- _Task objective_
Each line of the material must be repeated precisely, with the pictures left out.

- _Listing_
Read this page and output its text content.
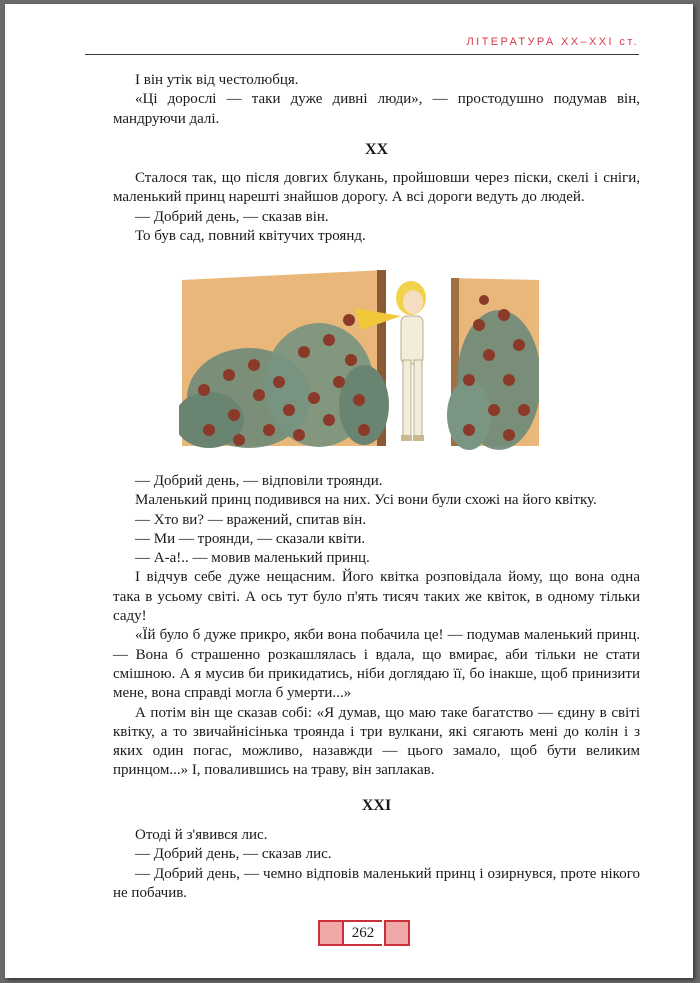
ЛІТЕРАТУРА XX–XXI ст.

І він утік від честолюбця.

«Ці дорослі — таки дуже дивні люди», — простодушно подумав він, мандруючи далі.

XX

Сталося так, що після довгих блукань, пройшовши через піски, скелі і сніги, маленький принц нарешті знайшов дорогу. А всі дороги ведуть до людей.

— Добрий день, — сказав він.

То був сад, повний квітучих троянд.

— Добрий день, — відповіли троянди.

Маленький принц подивився на них. Усі вони були схожі на його квітку.

— Хто ви? — вражений, спитав він.

— Ми — троянди, — сказали квіти.

— А-а!.. — мовив маленький принц.

І відчув себе дуже нещасним. Його квітка розповідала йому, що вона одна така в усьому світі. А ось тут було п'ять тисяч таких же квіток, в одному тільки саду!

«Їй було б дуже прикро, якби вона побачила це! — подумав маленький принц. — Вона б страшенно розкашлялась і вдала, що вмирає, аби тільки не стати смішною. А я мусив би прикидатись, ніби доглядаю її, бо інакше, щоб принизити мене, вона справді могла б умерти...»

А потім він ще сказав собі: «Я думав, що маю таке багатство — єдину в світі квітку, а то звичайнісінька троянда і три вулкани, які сягають мені до колін і з яких один погас, можливо, назавжди — цього замало, щоб бути великим принцом...» І, повалившись на траву, він заплакав.

XXI

Отоді й з'явився лис.

— Добрий день, — сказав лис.

— Добрий день, — чемно відповів маленький принц і озирнувся, проте нікого не побачив.

262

- _Reply_
Read this page and output its text content.
ЛІТЕРАТУРА XX–XXI ст.

І він утік від честолюбця.

«Ці дорослі — таки дуже дивні люди», — простодушно подумав він, мандруючи далі.

XX

Сталося так, що після довгих блукань, пройшовши через піски, скелі і сніги, маленький принц нарешті знайшов дорогу. А всі дороги ведуть до людей.

— Добрий день, — сказав він.

То був сад, повний квітучих троянд.

— Добрий день, — відповіли троянди.

Маленький принц подивився на них. Усі вони були схожі на його квітку.

— Хто ви? — вражений, спитав він.

— Ми — троянди, — сказали квіти.

— А-а!.. — мовив маленький принц.

І відчув себе дуже нещасним. Його квітка розповідала йому, що вона одна така в усьому світі. А ось тут було п'ять тисяч таких же квіток, в одному тільки саду!

«Їй було б дуже прикро, якби вона побачила це! — подумав маленький принц. — Вона б страшенно розкашлялась і вдала, що вмирає, аби тільки не стати смішною. А я мусив би прикидатись, ніби доглядаю її, бо інакше, щоб принизити мене, вона справді могла б умерти...»

А потім він ще сказав собі: «Я думав, що маю таке багатство — єдину в світі квітку, а то звичайнісінька троянда і три вулкани, які сягають мені до колін і з яких один погас, можливо, назавжди — цього замало, щоб бути великим принцом...» І, повалившись на траву, він заплакав.

XXI

Отоді й з'явився лис.

— Добрий день, — сказав лис.

— Добрий день, — чемно відповів маленький принц і озирнувся, проте нікого не побачив.

262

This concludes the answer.